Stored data
■ ■ ■ ■ ■

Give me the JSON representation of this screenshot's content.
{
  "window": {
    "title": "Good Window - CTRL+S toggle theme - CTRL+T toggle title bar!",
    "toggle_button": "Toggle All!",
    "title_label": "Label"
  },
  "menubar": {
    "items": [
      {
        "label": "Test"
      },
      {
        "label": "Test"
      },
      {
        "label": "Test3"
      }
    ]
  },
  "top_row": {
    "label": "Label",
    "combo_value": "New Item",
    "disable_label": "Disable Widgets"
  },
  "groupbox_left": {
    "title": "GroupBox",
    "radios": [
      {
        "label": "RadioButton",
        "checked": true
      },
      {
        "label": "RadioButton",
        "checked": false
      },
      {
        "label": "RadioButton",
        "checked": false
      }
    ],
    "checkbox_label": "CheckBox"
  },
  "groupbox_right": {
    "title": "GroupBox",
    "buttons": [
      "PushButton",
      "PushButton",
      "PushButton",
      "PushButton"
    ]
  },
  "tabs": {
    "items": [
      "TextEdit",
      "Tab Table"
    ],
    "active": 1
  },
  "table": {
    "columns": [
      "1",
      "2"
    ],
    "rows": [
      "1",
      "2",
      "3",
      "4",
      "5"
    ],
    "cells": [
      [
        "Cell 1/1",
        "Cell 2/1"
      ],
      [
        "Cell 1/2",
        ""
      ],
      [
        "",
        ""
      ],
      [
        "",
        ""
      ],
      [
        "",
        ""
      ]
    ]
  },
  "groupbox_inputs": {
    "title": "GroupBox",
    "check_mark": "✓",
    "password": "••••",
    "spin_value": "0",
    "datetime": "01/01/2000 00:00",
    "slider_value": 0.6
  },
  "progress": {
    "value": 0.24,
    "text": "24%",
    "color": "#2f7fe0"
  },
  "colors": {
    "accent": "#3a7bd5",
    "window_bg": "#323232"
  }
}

■ ■ ■ ■ ■

### [WHAT YOU ARE ASKED TO DO]
Make an exact copy of all the data.

### [FINISHED EXERCISE]
Give me the JSON representation of this screenshot's content.
{
  "window": {
    "title": "Good Window - CTRL+S toggle theme - CTRL+T toggle title bar!",
    "toggle_button": "Toggle All!",
    "title_label": "Label"
  },
  "menubar": {
    "items": [
      {
        "label": "Test"
      },
      {
        "label": "Test"
      },
      {
        "label": "Test3"
      }
    ]
  },
  "top_row": {
    "label": "Label",
    "combo_value": "New Item",
    "disable_label": "Disable Widgets"
  },
  "groupbox_left": {
    "title": "GroupBox",
    "radios": [
      {
        "label": "RadioButton",
        "checked": true
      },
      {
        "label": "RadioButton",
        "checked": false
      },
      {
        "label": "RadioButton",
        "checked": false
      }
    ],
    "checkbox_label": "CheckBox"
  },
  "groupbox_right": {
    "title": "GroupBox",
    "buttons": [
      "PushButton",
      "PushButton",
      "PushButton",
      "PushButton"
    ]
  },
  "tabs": {
    "items": [
      "TextEdit",
      "Tab Table"
    ],
    "active": 1
  },
  "table": {
    "columns": [
      "1",
      "2"
    ],
    "rows": [
      "1",
      "2",
      "3",
      "4",
      "5"
    ],
    "cells": [
      [
        "Cell 1/1",
        "Cell 2/1"
      ],
      [
        "Cell 1/2",
        ""
      ],
      [
        "",
        ""
      ],
      [
        "",
        ""
      ],
      [
        "",
        ""
      ]
    ]
  },
  "groupbox_inputs": {
    "title": "GroupBox",
    "check_mark": "✓",
    "password": "••••",
    "spin_value": "0",
    "datetime": "01/01/2000 00:00",
    "slider_value": 0.6
  },
  "progress": {
    "value": 0.24,
    "text": "24%",
    "color": "#2f7fe0"
  },
  "colors": {
    "accent": "#3a7bd5",
    "window_bg": "#323232"
  }
}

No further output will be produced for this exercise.